AIM | Lift out each line of the data that holds "السادس".

SUPPLIED MATERIAL |
_ _ _

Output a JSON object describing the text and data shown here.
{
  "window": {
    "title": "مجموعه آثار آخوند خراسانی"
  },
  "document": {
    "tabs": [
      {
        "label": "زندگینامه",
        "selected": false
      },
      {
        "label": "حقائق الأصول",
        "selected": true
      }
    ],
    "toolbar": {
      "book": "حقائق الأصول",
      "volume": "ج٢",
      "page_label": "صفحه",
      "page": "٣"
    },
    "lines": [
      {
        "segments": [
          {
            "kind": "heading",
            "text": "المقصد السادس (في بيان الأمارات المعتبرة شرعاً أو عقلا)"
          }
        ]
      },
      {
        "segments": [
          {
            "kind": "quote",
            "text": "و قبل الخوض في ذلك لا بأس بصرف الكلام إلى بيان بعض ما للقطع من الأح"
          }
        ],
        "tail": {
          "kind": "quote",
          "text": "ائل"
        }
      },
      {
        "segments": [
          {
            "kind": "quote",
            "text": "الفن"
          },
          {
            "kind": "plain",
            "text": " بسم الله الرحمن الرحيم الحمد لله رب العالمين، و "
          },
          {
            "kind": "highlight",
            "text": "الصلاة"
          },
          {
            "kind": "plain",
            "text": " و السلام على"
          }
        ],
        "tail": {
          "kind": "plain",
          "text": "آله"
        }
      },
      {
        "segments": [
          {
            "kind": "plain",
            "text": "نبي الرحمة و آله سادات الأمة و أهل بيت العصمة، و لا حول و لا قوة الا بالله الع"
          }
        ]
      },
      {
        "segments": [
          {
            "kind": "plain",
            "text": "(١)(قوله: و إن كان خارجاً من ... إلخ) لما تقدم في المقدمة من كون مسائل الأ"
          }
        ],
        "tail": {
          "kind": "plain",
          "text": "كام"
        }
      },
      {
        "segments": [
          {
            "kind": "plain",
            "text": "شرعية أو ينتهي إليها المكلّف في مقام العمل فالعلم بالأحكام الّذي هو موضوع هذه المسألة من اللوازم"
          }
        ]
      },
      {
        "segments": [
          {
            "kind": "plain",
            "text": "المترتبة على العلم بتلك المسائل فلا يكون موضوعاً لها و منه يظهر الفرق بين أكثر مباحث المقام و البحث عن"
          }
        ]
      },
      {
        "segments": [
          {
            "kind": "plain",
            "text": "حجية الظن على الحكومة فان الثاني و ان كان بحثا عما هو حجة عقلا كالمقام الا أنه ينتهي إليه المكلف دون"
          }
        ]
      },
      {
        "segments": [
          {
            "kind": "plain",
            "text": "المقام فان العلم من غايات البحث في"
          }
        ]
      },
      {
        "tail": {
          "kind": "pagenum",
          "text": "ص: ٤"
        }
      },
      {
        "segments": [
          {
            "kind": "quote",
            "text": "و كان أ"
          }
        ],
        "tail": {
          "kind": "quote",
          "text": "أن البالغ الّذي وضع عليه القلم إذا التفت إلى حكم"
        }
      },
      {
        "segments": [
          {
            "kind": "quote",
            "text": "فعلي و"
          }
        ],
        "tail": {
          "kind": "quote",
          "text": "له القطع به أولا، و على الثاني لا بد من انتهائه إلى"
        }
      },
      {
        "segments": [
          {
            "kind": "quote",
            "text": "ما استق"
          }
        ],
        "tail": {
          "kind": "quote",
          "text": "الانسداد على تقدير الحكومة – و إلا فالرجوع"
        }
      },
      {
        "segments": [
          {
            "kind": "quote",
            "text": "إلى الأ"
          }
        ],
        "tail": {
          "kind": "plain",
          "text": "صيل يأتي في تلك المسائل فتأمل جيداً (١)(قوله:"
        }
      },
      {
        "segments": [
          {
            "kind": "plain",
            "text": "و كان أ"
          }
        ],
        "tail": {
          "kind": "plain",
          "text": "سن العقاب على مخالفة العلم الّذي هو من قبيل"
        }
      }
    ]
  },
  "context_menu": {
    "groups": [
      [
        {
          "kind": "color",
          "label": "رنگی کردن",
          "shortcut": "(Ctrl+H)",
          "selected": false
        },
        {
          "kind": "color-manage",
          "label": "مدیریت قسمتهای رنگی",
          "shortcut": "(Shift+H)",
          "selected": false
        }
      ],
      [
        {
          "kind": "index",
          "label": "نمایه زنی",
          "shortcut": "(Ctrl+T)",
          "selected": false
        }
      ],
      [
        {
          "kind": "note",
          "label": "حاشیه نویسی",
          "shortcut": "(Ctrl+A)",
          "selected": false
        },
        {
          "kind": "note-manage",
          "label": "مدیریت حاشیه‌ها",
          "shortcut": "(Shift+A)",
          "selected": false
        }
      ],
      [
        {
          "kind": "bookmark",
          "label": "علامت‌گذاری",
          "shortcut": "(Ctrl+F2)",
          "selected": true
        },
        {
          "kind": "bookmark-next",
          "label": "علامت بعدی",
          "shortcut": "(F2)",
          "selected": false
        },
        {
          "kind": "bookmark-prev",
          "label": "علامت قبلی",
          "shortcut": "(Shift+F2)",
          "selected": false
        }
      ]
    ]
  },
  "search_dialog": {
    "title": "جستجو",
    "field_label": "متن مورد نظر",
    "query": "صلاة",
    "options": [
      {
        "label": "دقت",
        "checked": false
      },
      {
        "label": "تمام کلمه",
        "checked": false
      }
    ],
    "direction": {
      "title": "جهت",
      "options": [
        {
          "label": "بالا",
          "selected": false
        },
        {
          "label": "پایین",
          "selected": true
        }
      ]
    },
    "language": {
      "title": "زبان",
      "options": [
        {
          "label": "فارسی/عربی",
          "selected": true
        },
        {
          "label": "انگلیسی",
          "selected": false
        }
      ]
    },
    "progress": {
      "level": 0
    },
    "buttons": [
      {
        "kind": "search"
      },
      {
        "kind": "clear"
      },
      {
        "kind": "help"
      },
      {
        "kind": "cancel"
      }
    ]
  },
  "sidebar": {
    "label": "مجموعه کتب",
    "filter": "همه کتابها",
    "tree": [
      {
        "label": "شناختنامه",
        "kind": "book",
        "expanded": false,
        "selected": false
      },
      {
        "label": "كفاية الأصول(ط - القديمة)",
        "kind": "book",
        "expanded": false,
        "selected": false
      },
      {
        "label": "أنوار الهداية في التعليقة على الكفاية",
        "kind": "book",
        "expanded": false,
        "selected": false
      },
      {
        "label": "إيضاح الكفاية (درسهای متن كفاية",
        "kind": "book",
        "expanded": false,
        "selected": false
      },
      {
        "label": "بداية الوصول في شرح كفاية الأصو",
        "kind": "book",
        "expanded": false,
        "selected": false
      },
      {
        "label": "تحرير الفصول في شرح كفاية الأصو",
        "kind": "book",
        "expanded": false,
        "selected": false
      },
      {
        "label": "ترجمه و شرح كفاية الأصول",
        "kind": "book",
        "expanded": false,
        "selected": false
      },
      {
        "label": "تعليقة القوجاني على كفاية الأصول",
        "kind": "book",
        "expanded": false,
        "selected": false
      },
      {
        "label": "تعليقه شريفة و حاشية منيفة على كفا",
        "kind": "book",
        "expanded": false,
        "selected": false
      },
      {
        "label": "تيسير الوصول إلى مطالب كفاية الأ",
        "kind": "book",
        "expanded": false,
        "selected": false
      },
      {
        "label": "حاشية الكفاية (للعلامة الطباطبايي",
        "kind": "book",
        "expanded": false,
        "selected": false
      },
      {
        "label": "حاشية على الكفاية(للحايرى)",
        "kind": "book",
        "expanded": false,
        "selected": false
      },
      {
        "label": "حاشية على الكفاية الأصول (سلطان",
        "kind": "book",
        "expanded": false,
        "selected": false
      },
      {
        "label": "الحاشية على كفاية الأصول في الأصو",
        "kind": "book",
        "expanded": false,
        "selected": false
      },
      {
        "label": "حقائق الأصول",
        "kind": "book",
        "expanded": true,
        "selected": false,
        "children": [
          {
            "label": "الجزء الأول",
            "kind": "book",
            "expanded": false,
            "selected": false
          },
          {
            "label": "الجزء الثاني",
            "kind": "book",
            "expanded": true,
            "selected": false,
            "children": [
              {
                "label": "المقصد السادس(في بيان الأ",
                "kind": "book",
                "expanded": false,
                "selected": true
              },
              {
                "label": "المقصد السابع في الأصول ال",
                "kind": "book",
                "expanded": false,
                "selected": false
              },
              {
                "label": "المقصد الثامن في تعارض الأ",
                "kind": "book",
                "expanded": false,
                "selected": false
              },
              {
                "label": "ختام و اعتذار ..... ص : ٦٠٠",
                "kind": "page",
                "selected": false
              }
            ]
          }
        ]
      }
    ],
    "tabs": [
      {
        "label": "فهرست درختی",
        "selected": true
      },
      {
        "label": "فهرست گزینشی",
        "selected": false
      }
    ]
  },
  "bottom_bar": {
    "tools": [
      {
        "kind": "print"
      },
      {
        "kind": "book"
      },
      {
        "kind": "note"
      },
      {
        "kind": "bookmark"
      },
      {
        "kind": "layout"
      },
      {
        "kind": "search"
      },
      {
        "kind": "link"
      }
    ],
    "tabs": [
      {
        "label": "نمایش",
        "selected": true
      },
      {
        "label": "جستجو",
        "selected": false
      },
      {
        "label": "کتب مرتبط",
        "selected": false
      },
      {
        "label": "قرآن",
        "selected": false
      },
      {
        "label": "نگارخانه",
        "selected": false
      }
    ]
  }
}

_ _ _

RESPONSE |
            "text": "المقصد السادس (في بيان الأمارات المعتبرة شرعاً أو عقلا)"
                "label": "المقصد السادس(في بيان الأ",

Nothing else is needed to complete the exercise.